— start of AVAILABLE DATA —
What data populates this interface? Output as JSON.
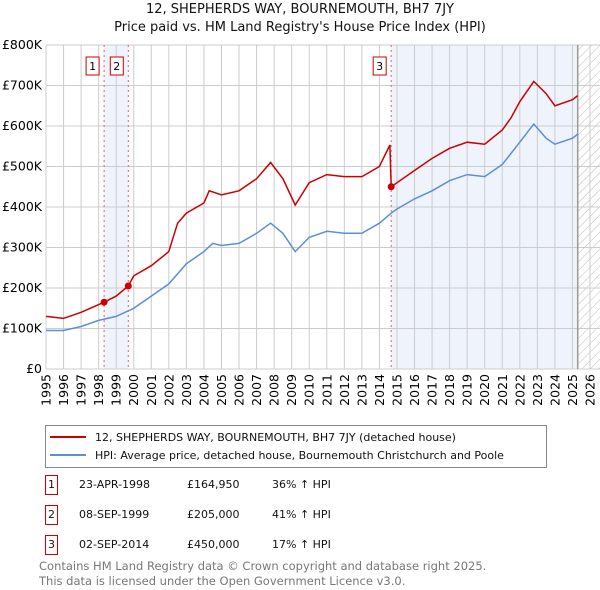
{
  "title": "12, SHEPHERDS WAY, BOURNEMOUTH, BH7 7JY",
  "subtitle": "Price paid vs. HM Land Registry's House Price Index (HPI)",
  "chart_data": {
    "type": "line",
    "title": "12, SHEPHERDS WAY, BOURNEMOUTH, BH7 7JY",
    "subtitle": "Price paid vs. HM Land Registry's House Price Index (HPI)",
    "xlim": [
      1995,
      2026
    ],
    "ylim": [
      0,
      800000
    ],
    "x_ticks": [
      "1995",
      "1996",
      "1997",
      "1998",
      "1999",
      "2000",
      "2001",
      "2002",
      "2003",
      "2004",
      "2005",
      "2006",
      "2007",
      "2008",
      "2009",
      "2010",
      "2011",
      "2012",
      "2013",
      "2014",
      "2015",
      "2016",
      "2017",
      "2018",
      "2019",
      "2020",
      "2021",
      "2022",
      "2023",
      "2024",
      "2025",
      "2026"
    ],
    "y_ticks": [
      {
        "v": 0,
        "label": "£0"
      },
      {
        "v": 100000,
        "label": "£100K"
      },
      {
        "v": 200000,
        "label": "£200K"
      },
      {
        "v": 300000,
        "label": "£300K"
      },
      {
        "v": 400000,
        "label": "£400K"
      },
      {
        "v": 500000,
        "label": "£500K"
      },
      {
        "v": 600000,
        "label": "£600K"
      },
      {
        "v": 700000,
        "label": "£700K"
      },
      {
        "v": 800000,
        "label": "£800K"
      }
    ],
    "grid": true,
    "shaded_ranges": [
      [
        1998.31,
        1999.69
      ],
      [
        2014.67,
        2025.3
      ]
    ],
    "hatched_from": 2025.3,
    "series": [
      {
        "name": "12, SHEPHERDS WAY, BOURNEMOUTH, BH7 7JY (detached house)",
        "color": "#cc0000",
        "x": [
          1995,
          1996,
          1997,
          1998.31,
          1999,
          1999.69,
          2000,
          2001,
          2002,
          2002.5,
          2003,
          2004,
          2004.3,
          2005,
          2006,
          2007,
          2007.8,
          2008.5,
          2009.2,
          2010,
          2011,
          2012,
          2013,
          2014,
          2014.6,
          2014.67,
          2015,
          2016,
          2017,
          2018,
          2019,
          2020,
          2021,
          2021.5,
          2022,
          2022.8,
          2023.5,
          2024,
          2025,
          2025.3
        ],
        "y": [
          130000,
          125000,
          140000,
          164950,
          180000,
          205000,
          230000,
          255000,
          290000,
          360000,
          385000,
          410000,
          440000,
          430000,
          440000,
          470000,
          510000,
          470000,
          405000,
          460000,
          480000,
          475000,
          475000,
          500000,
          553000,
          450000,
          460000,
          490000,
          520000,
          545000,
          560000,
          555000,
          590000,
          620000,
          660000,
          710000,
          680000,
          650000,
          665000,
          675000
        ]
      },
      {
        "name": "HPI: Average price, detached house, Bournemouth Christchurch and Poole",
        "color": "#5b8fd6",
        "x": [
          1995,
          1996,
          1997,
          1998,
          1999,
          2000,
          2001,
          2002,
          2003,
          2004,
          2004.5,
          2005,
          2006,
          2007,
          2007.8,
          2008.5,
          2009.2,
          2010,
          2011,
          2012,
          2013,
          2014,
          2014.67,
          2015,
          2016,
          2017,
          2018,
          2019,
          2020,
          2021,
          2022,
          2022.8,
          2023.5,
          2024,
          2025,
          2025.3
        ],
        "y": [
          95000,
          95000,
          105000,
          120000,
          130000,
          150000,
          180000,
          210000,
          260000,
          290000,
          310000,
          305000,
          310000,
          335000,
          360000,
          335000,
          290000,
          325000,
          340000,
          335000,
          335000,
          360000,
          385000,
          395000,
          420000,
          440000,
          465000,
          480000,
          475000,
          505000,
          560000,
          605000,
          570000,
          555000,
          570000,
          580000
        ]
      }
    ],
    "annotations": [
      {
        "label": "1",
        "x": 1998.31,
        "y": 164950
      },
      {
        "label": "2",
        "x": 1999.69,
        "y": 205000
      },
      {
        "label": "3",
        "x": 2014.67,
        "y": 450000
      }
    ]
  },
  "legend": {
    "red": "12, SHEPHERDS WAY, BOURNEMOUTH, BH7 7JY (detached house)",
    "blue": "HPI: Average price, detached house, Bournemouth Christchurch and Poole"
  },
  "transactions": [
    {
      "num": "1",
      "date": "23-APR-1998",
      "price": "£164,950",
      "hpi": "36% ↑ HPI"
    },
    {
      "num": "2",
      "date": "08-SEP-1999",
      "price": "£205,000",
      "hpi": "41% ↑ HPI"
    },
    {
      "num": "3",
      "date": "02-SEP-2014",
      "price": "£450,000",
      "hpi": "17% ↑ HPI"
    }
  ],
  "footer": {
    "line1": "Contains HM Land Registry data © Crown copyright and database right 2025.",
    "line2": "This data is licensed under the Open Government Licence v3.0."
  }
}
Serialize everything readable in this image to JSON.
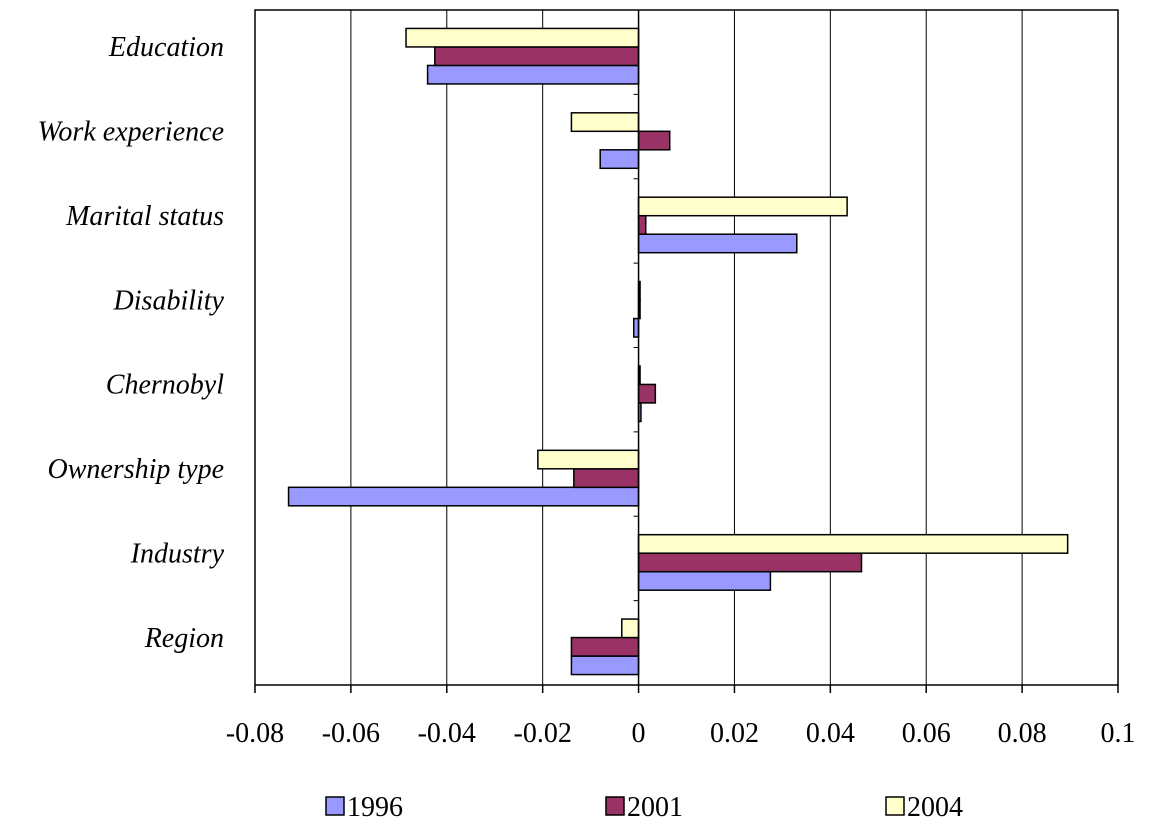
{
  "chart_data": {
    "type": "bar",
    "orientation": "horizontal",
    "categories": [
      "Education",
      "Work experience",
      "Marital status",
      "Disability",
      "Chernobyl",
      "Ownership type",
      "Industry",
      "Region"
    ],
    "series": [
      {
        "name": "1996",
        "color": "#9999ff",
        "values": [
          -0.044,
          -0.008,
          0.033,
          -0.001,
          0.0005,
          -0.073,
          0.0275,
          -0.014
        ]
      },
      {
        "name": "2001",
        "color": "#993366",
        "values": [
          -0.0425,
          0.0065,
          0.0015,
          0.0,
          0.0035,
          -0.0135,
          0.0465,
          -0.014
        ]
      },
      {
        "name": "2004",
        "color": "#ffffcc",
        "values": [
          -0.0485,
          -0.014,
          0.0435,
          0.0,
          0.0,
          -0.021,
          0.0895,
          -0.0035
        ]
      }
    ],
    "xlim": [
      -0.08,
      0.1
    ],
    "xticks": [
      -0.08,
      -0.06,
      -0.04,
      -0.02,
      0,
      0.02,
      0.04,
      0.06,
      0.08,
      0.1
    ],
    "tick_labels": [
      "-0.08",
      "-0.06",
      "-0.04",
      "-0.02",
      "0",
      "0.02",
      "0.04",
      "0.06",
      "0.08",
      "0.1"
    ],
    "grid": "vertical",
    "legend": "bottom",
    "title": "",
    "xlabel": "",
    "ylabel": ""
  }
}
— end of AVAILABLE DATA —
REQUEST →
Every entry above should be duplicated exactly. Do not include the images.

RESPONSE TO THIS TASK →
What data populates this interface? Output as JSON.
{
  "title": "12, SHEPHERDS WAY, BOURNEMOUTH, BH7 7JY",
  "subtitle": "Price paid vs. HM Land Registry's House Price Index (HPI)",
  "chart_data": {
    "type": "line",
    "title": "12, SHEPHERDS WAY, BOURNEMOUTH, BH7 7JY",
    "subtitle": "Price paid vs. HM Land Registry's House Price Index (HPI)",
    "xlim": [
      1995,
      2026
    ],
    "ylim": [
      0,
      800000
    ],
    "x_ticks": [
      "1995",
      "1996",
      "1997",
      "1998",
      "1999",
      "2000",
      "2001",
      "2002",
      "2003",
      "2004",
      "2005",
      "2006",
      "2007",
      "2008",
      "2009",
      "2010",
      "2011",
      "2012",
      "2013",
      "2014",
      "2015",
      "2016",
      "2017",
      "2018",
      "2019",
      "2020",
      "2021",
      "2022",
      "2023",
      "2024",
      "2025",
      "2026"
    ],
    "y_ticks": [
      {
        "v": 0,
        "label": "£0"
      },
      {
        "v": 100000,
        "label": "£100K"
      },
      {
        "v": 200000,
        "label": "£200K"
      },
      {
        "v": 300000,
        "label": "£300K"
      },
      {
        "v": 400000,
        "label": "£400K"
      },
      {
        "v": 500000,
        "label": "£500K"
      },
      {
        "v": 600000,
        "label": "£600K"
      },
      {
        "v": 700000,
        "label": "£700K"
      },
      {
        "v": 800000,
        "label": "£800K"
      }
    ],
    "grid": true,
    "shaded_ranges": [
      [
        1998.31,
        1999.69
      ],
      [
        2014.67,
        2025.3
      ]
    ],
    "hatched_from": 2025.3,
    "series": [
      {
        "name": "12, SHEPHERDS WAY, BOURNEMOUTH, BH7 7JY (detached house)",
        "color": "#cc0000",
        "x": [
          1995,
          1996,
          1997,
          1998.31,
          1999,
          1999.69,
          2000,
          2001,
          2002,
          2002.5,
          2003,
          2004,
          2004.3,
          2005,
          2006,
          2007,
          2007.8,
          2008.5,
          2009.2,
          2010,
          2011,
          2012,
          2013,
          2014,
          2014.6,
          2014.67,
          2015,
          2016,
          2017,
          2018,
          2019,
          2020,
          2021,
          2021.5,
          2022,
          2022.8,
          2023.5,
          2024,
          2025,
          2025.3
        ],
        "y": [
          130000,
          125000,
          140000,
          164950,
          180000,
          205000,
          230000,
          255000,
          290000,
          360000,
          385000,
          410000,
          440000,
          430000,
          440000,
          470000,
          510000,
          470000,
          405000,
          460000,
          480000,
          475000,
          475000,
          500000,
          553000,
          450000,
          460000,
          490000,
          520000,
          545000,
          560000,
          555000,
          590000,
          620000,
          660000,
          710000,
          680000,
          650000,
          665000,
          675000
        ]
      },
      {
        "name": "HPI: Average price, detached house, Bournemouth Christchurch and Poole",
        "color": "#5b8fd6",
        "x": [
          1995,
          1996,
          1997,
          1998,
          1999,
          2000,
          2001,
          2002,
          2003,
          2004,
          2004.5,
          2005,
          2006,
          2007,
          2007.8,
          2008.5,
          2009.2,
          2010,
          2011,
          2012,
          2013,
          2014,
          2014.67,
          2015,
          2016,
          2017,
          2018,
          2019,
          2020,
          2021,
          2022,
          2022.8,
          2023.5,
          2024,
          2025,
          2025.3
        ],
        "y": [
          95000,
          95000,
          105000,
          120000,
          130000,
          150000,
          180000,
          210000,
          260000,
          290000,
          310000,
          305000,
          310000,
          335000,
          360000,
          335000,
          290000,
          325000,
          340000,
          335000,
          335000,
          360000,
          385000,
          395000,
          420000,
          440000,
          465000,
          480000,
          475000,
          505000,
          560000,
          605000,
          570000,
          555000,
          570000,
          580000
        ]
      }
    ],
    "annotations": [
      {
        "label": "1",
        "x": 1998.31,
        "y": 164950
      },
      {
        "label": "2",
        "x": 1999.69,
        "y": 205000
      },
      {
        "label": "3",
        "x": 2014.67,
        "y": 450000
      }
    ]
  },
  "legend": {
    "red": "12, SHEPHERDS WAY, BOURNEMOUTH, BH7 7JY (detached house)",
    "blue": "HPI: Average price, detached house, Bournemouth Christchurch and Poole"
  },
  "transactions": [
    {
      "num": "1",
      "date": "23-APR-1998",
      "price": "£164,950",
      "hpi": "36% ↑ HPI"
    },
    {
      "num": "2",
      "date": "08-SEP-1999",
      "price": "£205,000",
      "hpi": "41% ↑ HPI"
    },
    {
      "num": "3",
      "date": "02-SEP-2014",
      "price": "£450,000",
      "hpi": "17% ↑ HPI"
    }
  ],
  "footer": {
    "line1": "Contains HM Land Registry data © Crown copyright and database right 2025.",
    "line2": "This data is licensed under the Open Government Licence v3.0."
  }
}
Serialize everything readable in this image to JSON.
{
  "chart_data": {
    "type": "bar",
    "orientation": "horizontal",
    "categories": [
      "Education",
      "Work experience",
      "Marital status",
      "Disability",
      "Chernobyl",
      "Ownership type",
      "Industry",
      "Region"
    ],
    "series": [
      {
        "name": "1996",
        "color": "#9999ff",
        "values": [
          -0.044,
          -0.008,
          0.033,
          -0.001,
          0.0005,
          -0.073,
          0.0275,
          -0.014
        ]
      },
      {
        "name": "2001",
        "color": "#993366",
        "values": [
          -0.0425,
          0.0065,
          0.0015,
          0.0,
          0.0035,
          -0.0135,
          0.0465,
          -0.014
        ]
      },
      {
        "name": "2004",
        "color": "#ffffcc",
        "values": [
          -0.0485,
          -0.014,
          0.0435,
          0.0,
          0.0,
          -0.021,
          0.0895,
          -0.0035
        ]
      }
    ],
    "xlim": [
      -0.08,
      0.1
    ],
    "xticks": [
      -0.08,
      -0.06,
      -0.04,
      -0.02,
      0,
      0.02,
      0.04,
      0.06,
      0.08,
      0.1
    ],
    "tick_labels": [
      "-0.08",
      "-0.06",
      "-0.04",
      "-0.02",
      "0",
      "0.02",
      "0.04",
      "0.06",
      "0.08",
      "0.1"
    ],
    "grid": "vertical",
    "legend": "bottom",
    "title": "",
    "xlabel": "",
    "ylabel": ""
  }
}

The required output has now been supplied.